* [What the exercise asks]
Select the lines that contain "naam" and copy each of them.

━━━━━ Entries provided

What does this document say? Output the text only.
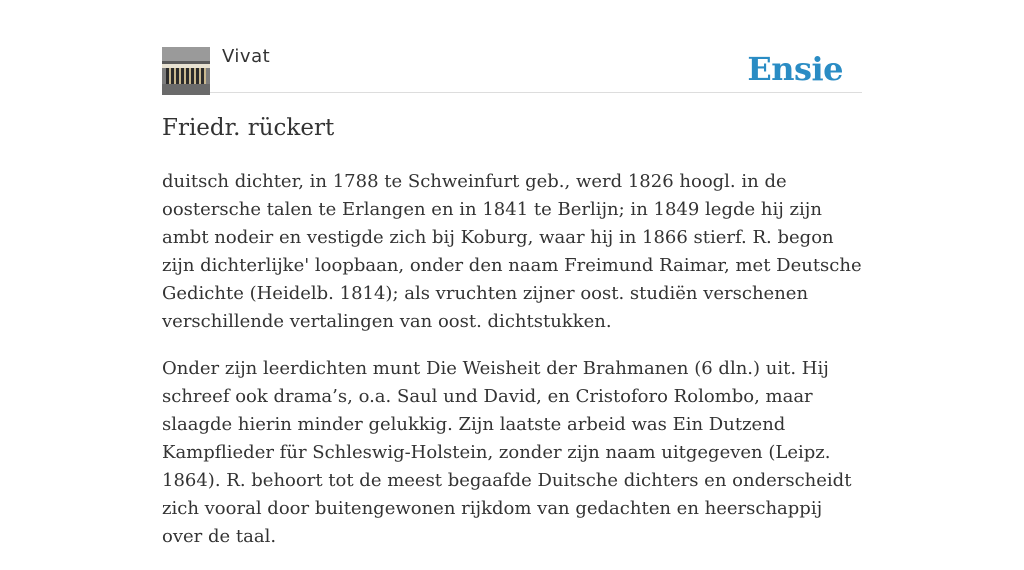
Vivat	Ensie
Friedr. rückert

duitsch dichter, in 1788 te Schweinfurt geb., werd 1826 hoogl. in de oostersche talen te Erlangen en in 1841 te Berlijn; in 1849 legde hij zijn ambt nodeir en vestigde zich bij Koburg, waar hij in 1866 stierf. R. begon zijn dichterlijke' loopbaan, onder den naam Freimund Raimar, met Deutsche Gedichte (Heidelb. 1814); als vruchten zijner oost. studiën verschenen verschillende vertalingen van oost. dichtstukken.

Onder zijn leerdichten munt Die Weisheit der Brahmanen (6 dln.) uit. Hij schreef ook drama’s, o.a. Saul und David, en Cristoforo Rolombo, maar slaagde hierin minder gelukkig. Zijn laatste arbeid was Ein Dutzend Kampflieder für Schleswig-Holstein, zonder zijn naam uitgegeven (Leipz. 1864). R. behoort tot de meest begaafde Duitsche dichters en onderscheidt zich vooral door buitengewonen rijkdom van gedachten en heerschappij over de taal.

━━━━━━━━━━

* [Result of the exercise]
duitsch dichter, in 1788 te Schweinfurt geb., werd 1826 hoogl. in de oostersche talen te Erlangen en in 1841 te Berlijn; in 1849 legde hij zijn ambt nodeir en vestigde zich bij Koburg, waar hij in 1866 stierf. R. begon zijn dichterlijke' loopbaan, onder den naam Freimund Raimar, met Deutsche Gedichte (Heidelb. 1814); als vruchten zijner oost. studiën verschenen verschillende vertalingen van oost. dichtstukken.
Onder zijn leerdichten munt Die Weisheit der Brahmanen (6 dln.) uit. Hij schreef ook drama’s, o.a. Saul und David, en Cristoforo Rolombo, maar slaagde hierin minder gelukkig. Zijn laatste arbeid was Ein Dutzend Kampflieder für Schleswig-Holstein, zonder zijn naam uitgegeven (Leipz. 1864). R. behoort tot de meest begaafde Duitsche dichters en onderscheidt zich vooral door buitengewonen rijkdom van gedachten en heerschappij over de taal.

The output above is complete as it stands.